EXERCISE MATERIALS |
'''

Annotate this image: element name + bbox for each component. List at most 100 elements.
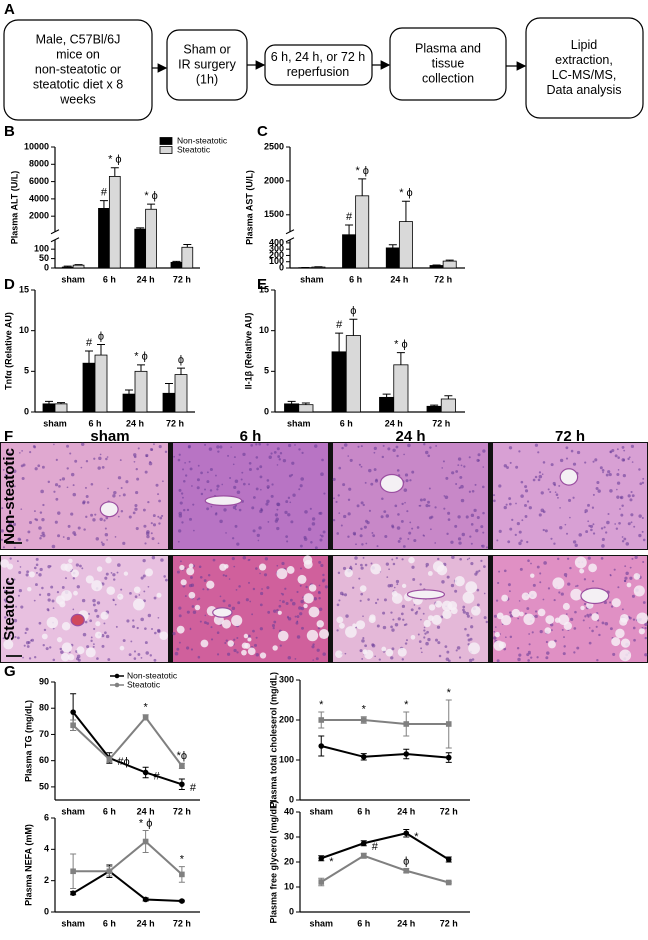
nucleus (163, 575, 166, 578)
nucleus (300, 599, 304, 604)
significance-label: * ϕ (355, 165, 369, 177)
nucleus (278, 604, 282, 608)
nucleus (506, 466, 509, 469)
nucleus (67, 524, 71, 528)
nucleus (186, 610, 190, 614)
nucleus (550, 623, 554, 627)
y-tick-label: 100 (279, 754, 294, 764)
nucleus (248, 467, 252, 471)
nucleus (565, 446, 569, 450)
y-tick-label: 200 (269, 250, 284, 260)
nucleus (285, 602, 289, 606)
nucleus (299, 544, 303, 548)
nucleus (464, 627, 467, 631)
nucleus (81, 567, 84, 570)
nucleus (631, 494, 635, 498)
significance-label: * ϕ (399, 187, 413, 199)
vacuole (100, 611, 109, 620)
nucleus (361, 543, 364, 546)
nucleus (482, 531, 485, 534)
nucleus (403, 453, 405, 456)
nucleus (251, 506, 255, 510)
nucleus (524, 489, 529, 493)
nucleus (569, 516, 571, 519)
nucleus (471, 658, 475, 661)
nucleus (202, 588, 205, 591)
vacuole (626, 582, 632, 588)
nucleus (455, 470, 459, 473)
vacuole (123, 571, 129, 576)
nucleus (103, 622, 106, 625)
vacuole (454, 576, 465, 587)
nucleus (231, 537, 235, 540)
nucleus (422, 612, 425, 615)
x-tick-label: 72 h (434, 274, 452, 284)
nucleus (177, 458, 181, 462)
nucleus (526, 607, 530, 610)
nucleus (174, 651, 179, 656)
nucleus (420, 647, 423, 650)
nucleus (96, 601, 101, 605)
nucleus (128, 653, 132, 657)
nucleus (222, 599, 226, 603)
nucleus (569, 566, 572, 570)
y-tick-label: 100 (269, 256, 284, 266)
nucleus (566, 557, 570, 560)
nucleus (101, 644, 105, 648)
nucleus (267, 610, 271, 614)
nucleus (144, 641, 148, 645)
nucleus (49, 565, 52, 567)
nucleus (52, 607, 55, 609)
nucleus (390, 656, 394, 660)
vacuole (410, 635, 416, 640)
error-bar (74, 264, 83, 266)
nucleus (559, 507, 561, 509)
nucleus (75, 657, 79, 661)
vacuole (633, 585, 645, 597)
nucleus (64, 577, 67, 580)
vacuole (221, 619, 231, 629)
nucleus (531, 631, 534, 634)
nucleus (216, 488, 219, 491)
nucleus (117, 476, 122, 480)
nucleus (263, 573, 268, 577)
nucleus (391, 647, 395, 651)
nucleus (527, 659, 530, 662)
nucleus (620, 513, 624, 517)
nucleus (607, 513, 610, 516)
nucleus (120, 486, 123, 489)
nucleus (572, 462, 577, 466)
nucleus (482, 449, 486, 453)
nucleus (38, 593, 42, 596)
nucleus (13, 485, 16, 488)
nucleus (343, 593, 348, 597)
nucleus (184, 567, 186, 570)
nucleus (563, 645, 566, 648)
nucleus (196, 598, 199, 601)
bar (174, 374, 188, 413)
nucleus (189, 628, 192, 631)
bar (345, 335, 361, 413)
vacuole (179, 564, 185, 571)
error-bar (287, 400, 296, 404)
nucleus (61, 477, 66, 481)
nucleus (518, 653, 522, 657)
nucleus (354, 556, 358, 560)
vacuole (144, 568, 154, 577)
nucleus (215, 474, 217, 477)
nucleus (157, 629, 161, 633)
nucleus (594, 458, 598, 462)
nucleus (616, 488, 618, 491)
nucleus (441, 580, 445, 584)
nucleus (233, 638, 236, 641)
nucleus (142, 508, 146, 512)
nucleus (438, 654, 442, 658)
y-tick-label: 70 (39, 729, 49, 739)
nucleus (425, 450, 429, 455)
nucleus (223, 508, 227, 512)
nucleus (47, 598, 51, 602)
nucleus (296, 635, 301, 639)
nucleus (133, 657, 137, 660)
line (320, 854, 450, 884)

'''

TO BE DONE | Reproduce every line from the one containing "nucleus (163, 575, 166, 578)" down to the one containing "nucleus (52, 607, 55, 609)", including both of those lines.

OUTPUT OF THE TASK |
nucleus (163, 575, 166, 578)
nucleus (300, 599, 304, 604)
significance-label: * ϕ (355, 165, 369, 177)
nucleus (278, 604, 282, 608)
nucleus (506, 466, 509, 469)
nucleus (67, 524, 71, 528)
nucleus (186, 610, 190, 614)
nucleus (550, 623, 554, 627)
y-tick-label: 100 (279, 754, 294, 764)
nucleus (248, 467, 252, 471)
nucleus (565, 446, 569, 450)
y-tick-label: 200 (269, 250, 284, 260)
nucleus (285, 602, 289, 606)
nucleus (299, 544, 303, 548)
nucleus (464, 627, 467, 631)
nucleus (81, 567, 84, 570)
nucleus (631, 494, 635, 498)
significance-label: * ϕ (399, 187, 413, 199)
vacuole (100, 611, 109, 620)
nucleus (361, 543, 364, 546)
nucleus (482, 531, 485, 534)
nucleus (403, 453, 405, 456)
nucleus (251, 506, 255, 510)
nucleus (524, 489, 529, 493)
nucleus (569, 516, 571, 519)
nucleus (471, 658, 475, 661)
nucleus (202, 588, 205, 591)
vacuole (626, 582, 632, 588)
nucleus (455, 470, 459, 473)
vacuole (123, 571, 129, 576)
nucleus (103, 622, 106, 625)
vacuole (454, 576, 465, 587)
nucleus (231, 537, 235, 540)
nucleus (422, 612, 425, 615)
x-tick-label: 72 h (434, 274, 452, 284)
nucleus (177, 458, 181, 462)
nucleus (526, 607, 530, 610)
nucleus (174, 651, 179, 656)
nucleus (420, 647, 423, 650)
nucleus (96, 601, 101, 605)
nucleus (128, 653, 132, 657)
nucleus (222, 599, 226, 603)
nucleus (569, 566, 572, 570)
y-tick-label: 100 (269, 256, 284, 266)
nucleus (566, 557, 570, 560)
nucleus (101, 644, 105, 648)
nucleus (267, 610, 271, 614)
nucleus (144, 641, 148, 645)
nucleus (49, 565, 52, 567)
nucleus (52, 607, 55, 609)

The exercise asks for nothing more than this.